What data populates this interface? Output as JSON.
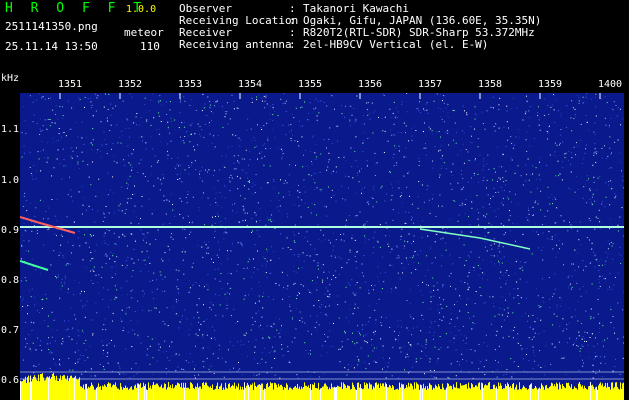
{
  "header": {
    "title": "H R O F F T",
    "version": "1.0.0",
    "filename": "2511141350.png",
    "datetime": "25.11.14 13:50",
    "meteor_label": "meteor",
    "meteor_count": "110"
  },
  "info": [
    {
      "key": "Observer",
      "value": "Takanori Kawachi"
    },
    {
      "key": "Receiving Location",
      "value": "Ogaki, Gifu, JAPAN (136.60E, 35.35N)"
    },
    {
      "key": "Receiver",
      "value": "R820T2(RTL-SDR) SDR-Sharp 53.372MHz"
    },
    {
      "key": "Receiving antenna",
      "value": "2el-HB9CV Vertical (el. E-W)"
    }
  ],
  "axis": {
    "y_unit": "kHz",
    "x_ticks": [
      "1351",
      "1352",
      "1353",
      "1354",
      "1355",
      "1356",
      "1357",
      "1358",
      "1359",
      "1400"
    ],
    "y_ticks": [
      "1.1",
      "1.0",
      "0.9",
      "0.8",
      "0.7",
      "0.6"
    ]
  },
  "colors": {
    "background": "#0a1a8c",
    "carrier": "#b0ffe0",
    "noise_floor": "#ffff00",
    "title": "#00ff00"
  }
}
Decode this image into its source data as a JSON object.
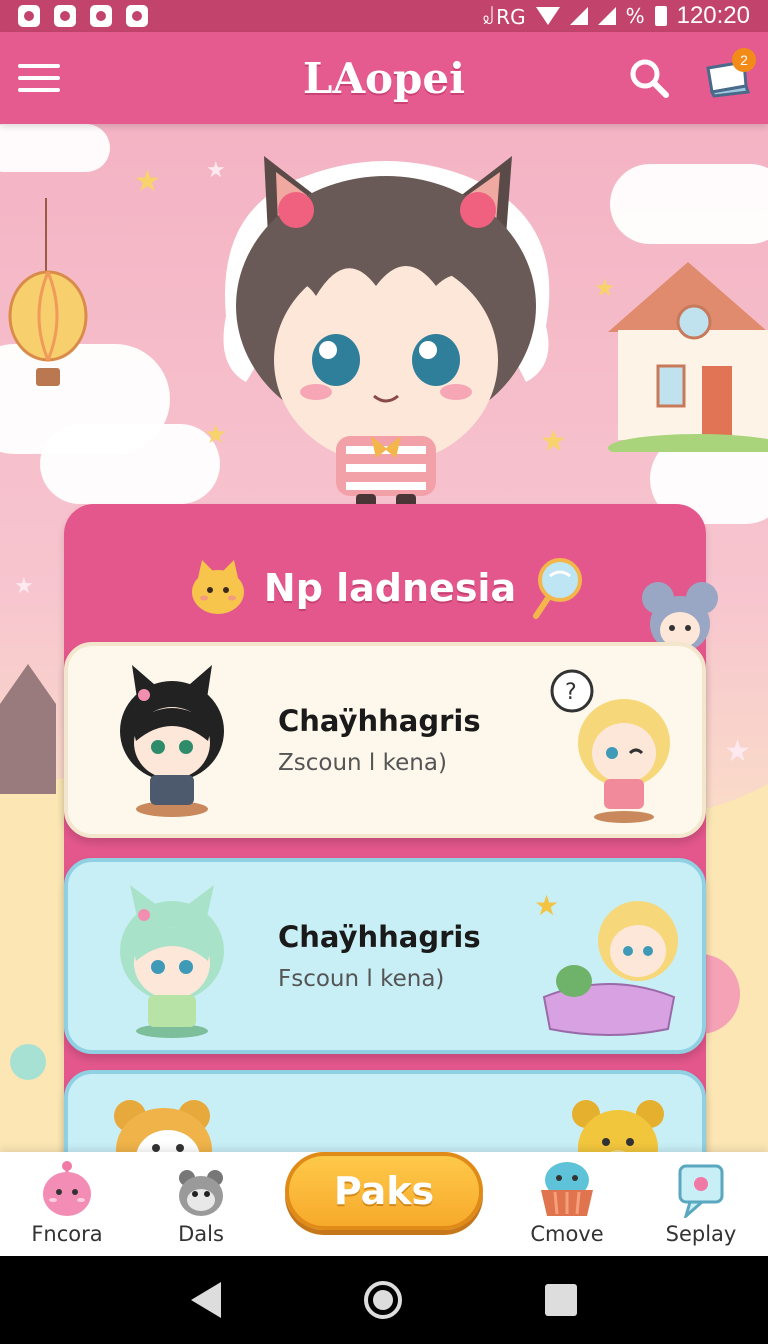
{
  "status_bar": {
    "network": "꒻RG",
    "battery_symbol": "%",
    "time": "120:20"
  },
  "app_bar": {
    "title": "LAopei",
    "cart_badge": "2"
  },
  "section": {
    "title": "Np ladnesia"
  },
  "cards": [
    {
      "title": "Chaÿhhagris",
      "subtitle": "Zscoun l kena)"
    },
    {
      "title": "Chaÿhhagris",
      "subtitle": "Fscoun l kena)"
    }
  ],
  "bottom_nav": {
    "items": [
      {
        "label": "Fncora",
        "icon": "pink-monster-icon"
      },
      {
        "label": "Dals",
        "icon": "grey-cat-icon"
      },
      {
        "label": "Cmove",
        "icon": "cupcake-icon"
      },
      {
        "label": "Seplay",
        "icon": "speech-bubble-icon"
      }
    ],
    "cta_label": "Paks"
  },
  "colors": {
    "app_bar": "#e65b8f",
    "panel": "#e3578c",
    "accent_cta": "#f7aa2b",
    "badge": "#f28b18"
  }
}
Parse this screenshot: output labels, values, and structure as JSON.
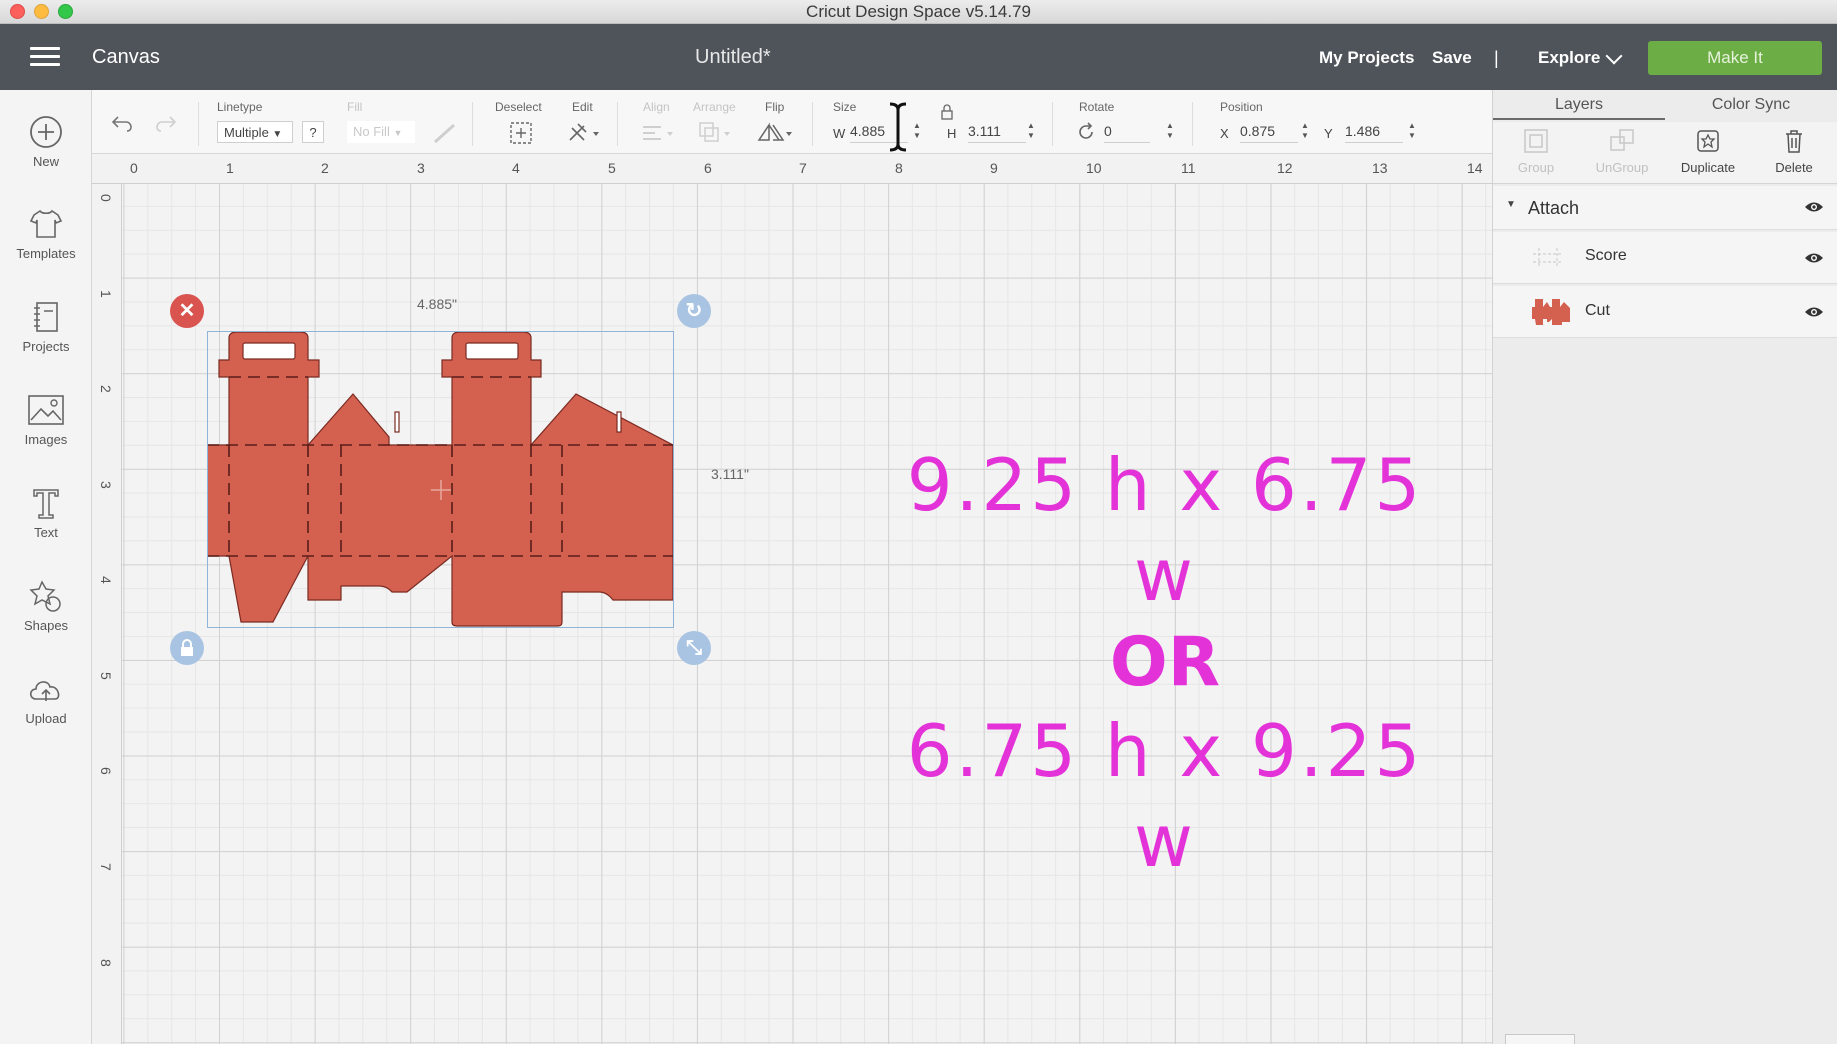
- - -
**Written problem**
Only the lines from the one containing "Decode this image" through the end of the listing are to be quoted, exactly and with both ends included; pictures are left out.

**Finished exercise**
Decode this image into its source data as a JSON object.
{
  "status_bar": {
    "network": "꒻RG",
    "battery_symbol": "%",
    "time": "120:20"
  },
  "app_bar": {
    "title": "LAopei",
    "cart_badge": "2"
  },
  "section": {
    "title": "Np ladnesia"
  },
  "cards": [
    {
      "title": "Chaÿhhagris",
      "subtitle": "Zscoun l kena)"
    },
    {
      "title": "Chaÿhhagris",
      "subtitle": "Fscoun l kena)"
    }
  ],
  "bottom_nav": {
    "items": [
      {
        "label": "Fncora",
        "icon": "pink-monster-icon"
      },
      {
        "label": "Dals",
        "icon": "grey-cat-icon"
      },
      {
        "label": "Cmove",
        "icon": "cupcake-icon"
      },
      {
        "label": "Seplay",
        "icon": "speech-bubble-icon"
      }
    ],
    "cta_label": "Paks"
  },
  "colors": {
    "app_bar": "#e65b8f",
    "panel": "#e3578c",
    "accent_cta": "#f7aa2b",
    "badge": "#f28b18"
  }
}
Parse this screenshot: output labels, values, and structure as JSON.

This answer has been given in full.